[Page]:
Writing Program Without main Function

Jonathan M Davis newsgroup.d at jmdavisprog.com
Fri Dec 7 21:26:48 UTC 2018


On Friday, December 7, 2018 2:02:59 PM MST Samir via Digitalmars-d-learn 
wrote:
> Is it possible to write and execute a D program without a main
> function?
>
> Most of my programs will start with some `import` statements,
> followed by any functions and then ending with the `main`
> function (e.g. `void main() {`).
>
> As I am just a beginner to programming and still new to D, I have
> been browsing some repositories that people have posted here to
> learn more about the language and how more experienced
> programmers write their code.  In many of these examples, they
> start with the `module` statement followed by their `import`
> statements and then will have sections defining various classes,
> structs, unit tests and other bits but I never see a `main`
> function.
>
> How do you compile and execute these programs?

The short answer is that every program must have a main function.

The long answer:

main is the entry point into the program. You can't do much without it, and
the linker will require that it exists. static constructors do get run
before main, and static destructors get run after it, so it is possible to
run code before and after main, but they're only intended for more complex
initialization and destruction of module-level and static variables. Really,
when it comes down to it, main _is_ your program, and there must be a main
function one way or another. That's true of pretty much any programming
language. Some may present main in a different way, but ultimately, every
programming language has some form of main, because every program needs an
entry point.

(Dataset items)
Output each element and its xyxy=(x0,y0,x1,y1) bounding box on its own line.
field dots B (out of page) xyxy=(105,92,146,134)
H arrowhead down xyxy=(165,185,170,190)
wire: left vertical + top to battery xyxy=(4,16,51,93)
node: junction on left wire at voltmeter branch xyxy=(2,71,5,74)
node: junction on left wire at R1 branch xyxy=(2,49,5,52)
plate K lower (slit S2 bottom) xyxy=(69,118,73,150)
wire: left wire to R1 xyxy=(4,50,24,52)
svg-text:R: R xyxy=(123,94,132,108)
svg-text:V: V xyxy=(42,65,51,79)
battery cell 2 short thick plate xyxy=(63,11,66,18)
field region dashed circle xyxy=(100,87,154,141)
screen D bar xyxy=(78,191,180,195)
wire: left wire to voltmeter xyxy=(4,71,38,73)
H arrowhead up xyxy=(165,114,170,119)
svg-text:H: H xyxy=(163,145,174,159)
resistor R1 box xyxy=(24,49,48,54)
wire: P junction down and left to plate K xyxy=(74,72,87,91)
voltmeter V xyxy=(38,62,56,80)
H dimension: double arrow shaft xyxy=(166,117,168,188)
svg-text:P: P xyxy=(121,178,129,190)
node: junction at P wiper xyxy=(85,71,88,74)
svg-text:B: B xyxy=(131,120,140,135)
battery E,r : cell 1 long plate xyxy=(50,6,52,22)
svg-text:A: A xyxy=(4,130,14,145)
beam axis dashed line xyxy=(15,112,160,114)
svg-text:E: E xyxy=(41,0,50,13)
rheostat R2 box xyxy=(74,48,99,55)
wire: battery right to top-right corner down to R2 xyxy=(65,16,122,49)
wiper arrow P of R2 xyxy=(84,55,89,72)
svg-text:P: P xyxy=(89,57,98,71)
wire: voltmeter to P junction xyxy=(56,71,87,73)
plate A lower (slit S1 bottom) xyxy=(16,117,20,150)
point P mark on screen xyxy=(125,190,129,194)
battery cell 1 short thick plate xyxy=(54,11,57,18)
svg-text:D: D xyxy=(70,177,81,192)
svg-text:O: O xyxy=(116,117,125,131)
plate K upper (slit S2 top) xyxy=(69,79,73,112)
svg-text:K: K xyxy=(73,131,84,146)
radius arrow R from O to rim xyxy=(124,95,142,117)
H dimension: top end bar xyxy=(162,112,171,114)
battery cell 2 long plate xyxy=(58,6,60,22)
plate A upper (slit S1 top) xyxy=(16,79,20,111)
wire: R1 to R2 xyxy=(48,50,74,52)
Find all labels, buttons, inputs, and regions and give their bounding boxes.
--
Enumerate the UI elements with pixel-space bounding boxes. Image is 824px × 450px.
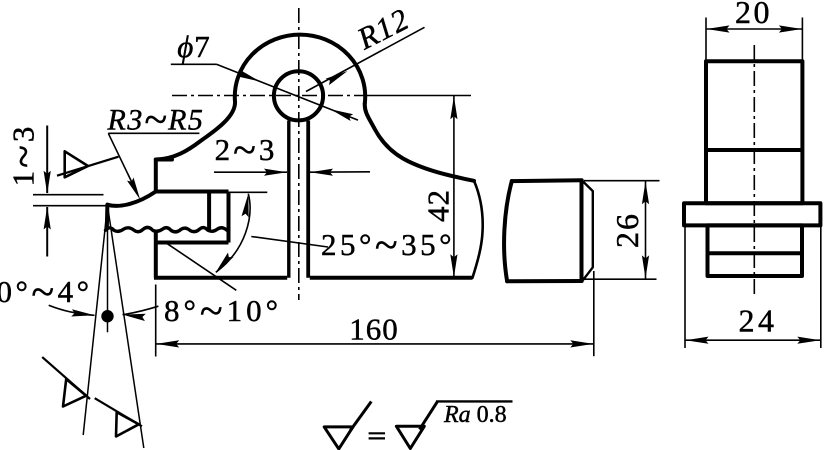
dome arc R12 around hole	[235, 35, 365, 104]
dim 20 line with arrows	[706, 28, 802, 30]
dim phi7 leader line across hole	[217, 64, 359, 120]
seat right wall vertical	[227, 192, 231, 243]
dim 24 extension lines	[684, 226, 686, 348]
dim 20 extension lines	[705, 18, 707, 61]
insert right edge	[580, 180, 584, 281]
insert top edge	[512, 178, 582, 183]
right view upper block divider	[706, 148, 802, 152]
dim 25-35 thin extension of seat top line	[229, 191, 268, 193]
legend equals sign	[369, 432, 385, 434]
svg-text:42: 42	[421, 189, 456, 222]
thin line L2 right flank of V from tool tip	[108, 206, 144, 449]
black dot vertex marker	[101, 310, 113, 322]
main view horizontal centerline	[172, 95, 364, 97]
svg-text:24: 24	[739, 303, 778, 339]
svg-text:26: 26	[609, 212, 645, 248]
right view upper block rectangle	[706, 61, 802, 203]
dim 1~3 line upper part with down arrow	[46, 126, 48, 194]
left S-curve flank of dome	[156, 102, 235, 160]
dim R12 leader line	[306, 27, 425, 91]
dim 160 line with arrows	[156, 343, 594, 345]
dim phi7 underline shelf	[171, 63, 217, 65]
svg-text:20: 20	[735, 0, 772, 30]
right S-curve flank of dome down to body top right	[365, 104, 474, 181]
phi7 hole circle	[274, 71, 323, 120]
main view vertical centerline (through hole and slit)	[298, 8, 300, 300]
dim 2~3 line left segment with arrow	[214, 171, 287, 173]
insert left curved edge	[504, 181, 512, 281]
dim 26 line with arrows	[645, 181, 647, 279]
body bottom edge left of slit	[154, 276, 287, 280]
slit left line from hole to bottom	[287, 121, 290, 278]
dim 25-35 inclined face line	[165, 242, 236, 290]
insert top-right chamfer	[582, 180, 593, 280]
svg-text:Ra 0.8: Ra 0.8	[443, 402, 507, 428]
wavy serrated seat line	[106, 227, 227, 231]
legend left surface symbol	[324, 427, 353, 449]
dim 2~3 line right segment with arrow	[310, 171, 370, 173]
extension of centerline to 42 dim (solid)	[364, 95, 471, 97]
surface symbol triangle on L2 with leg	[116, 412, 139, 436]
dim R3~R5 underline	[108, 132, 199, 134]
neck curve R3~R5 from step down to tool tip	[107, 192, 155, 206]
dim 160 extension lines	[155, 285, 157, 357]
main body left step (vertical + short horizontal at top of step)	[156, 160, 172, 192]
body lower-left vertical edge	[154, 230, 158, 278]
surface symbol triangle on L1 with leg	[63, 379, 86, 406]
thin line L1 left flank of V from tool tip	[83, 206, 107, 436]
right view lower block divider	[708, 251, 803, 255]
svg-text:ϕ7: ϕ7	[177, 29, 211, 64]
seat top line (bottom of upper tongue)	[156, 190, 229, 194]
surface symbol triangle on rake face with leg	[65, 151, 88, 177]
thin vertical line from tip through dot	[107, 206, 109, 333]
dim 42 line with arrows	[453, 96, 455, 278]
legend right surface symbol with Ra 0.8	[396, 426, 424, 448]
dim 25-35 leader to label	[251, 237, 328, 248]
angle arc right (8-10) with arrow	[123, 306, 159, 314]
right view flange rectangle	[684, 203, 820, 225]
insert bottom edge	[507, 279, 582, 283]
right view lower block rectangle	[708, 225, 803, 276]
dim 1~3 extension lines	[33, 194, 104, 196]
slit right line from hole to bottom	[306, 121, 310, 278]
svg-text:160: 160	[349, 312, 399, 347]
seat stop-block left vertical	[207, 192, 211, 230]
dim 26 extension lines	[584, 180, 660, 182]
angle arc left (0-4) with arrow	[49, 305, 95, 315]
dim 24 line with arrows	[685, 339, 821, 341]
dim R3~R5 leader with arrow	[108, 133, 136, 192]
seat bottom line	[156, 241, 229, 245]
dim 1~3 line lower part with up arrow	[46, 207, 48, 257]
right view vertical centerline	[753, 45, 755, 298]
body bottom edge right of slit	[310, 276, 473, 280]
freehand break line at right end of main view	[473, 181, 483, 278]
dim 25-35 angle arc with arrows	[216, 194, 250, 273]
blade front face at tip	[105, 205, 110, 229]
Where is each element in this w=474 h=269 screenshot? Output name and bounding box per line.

[Instruction A]:
Translate this sentence from the post about D's main function into Spanish: "The short answer is that every program must have a main function."
[Instruction B]:
Echo the entries from the line containing "Output each element" down to the line containing "svg-text:O: O xyxy=(116,117,125,131)", both of those lines included.

[Written reply A]:
La respuesta corta es que todo programa debe tener una función main.

[Written reply B]:
Output each element and its xyxy=(x0,y0,x1,y1) bounding box on its own line.
field dots B (out of page) xyxy=(105,92,146,134)
H arrowhead down xyxy=(165,185,170,190)
wire: left vertical + top to battery xyxy=(4,16,51,93)
node: junction on left wire at voltmeter branch xyxy=(2,71,5,74)
node: junction on left wire at R1 branch xyxy=(2,49,5,52)
plate K lower (slit S2 bottom) xyxy=(69,118,73,150)
wire: left wire to R1 xyxy=(4,50,24,52)
svg-text:R: R xyxy=(123,94,132,108)
svg-text:V: V xyxy=(42,65,51,79)
battery cell 2 short thick plate xyxy=(63,11,66,18)
field region dashed circle xyxy=(100,87,154,141)
screen D bar xyxy=(78,191,180,195)
wire: left wire to voltmeter xyxy=(4,71,38,73)
H arrowhead up xyxy=(165,114,170,119)
svg-text:H: H xyxy=(163,145,174,159)
resistor R1 box xyxy=(24,49,48,54)
wire: P junction down and left to plate K xyxy=(74,72,87,91)
voltmeter V xyxy=(38,62,56,80)
H dimension: double arrow shaft xyxy=(166,117,168,188)
svg-text:P: P xyxy=(121,178,129,190)
node: junction at P wiper xyxy=(85,71,88,74)
svg-text:B: B xyxy=(131,120,140,135)
battery E,r : cell 1 long plate xyxy=(50,6,52,22)
svg-text:A: A xyxy=(4,130,14,145)
beam axis dashed line xyxy=(15,112,160,114)
svg-text:E: E xyxy=(41,0,50,13)
rheostat R2 box xyxy=(74,48,99,55)
wire: battery right to top-right corner down to R2 xyxy=(65,16,122,49)
wiper arrow P of R2 xyxy=(84,55,89,72)
svg-text:P: P xyxy=(89,57,98,71)
wire: voltmeter to P junction xyxy=(56,71,87,73)
plate A lower (slit S1 bottom) xyxy=(16,117,20,150)
point P mark on screen xyxy=(125,190,129,194)
battery cell 1 short thick plate xyxy=(54,11,57,18)
svg-text:D: D xyxy=(70,177,81,192)
svg-text:O: O xyxy=(116,117,125,131)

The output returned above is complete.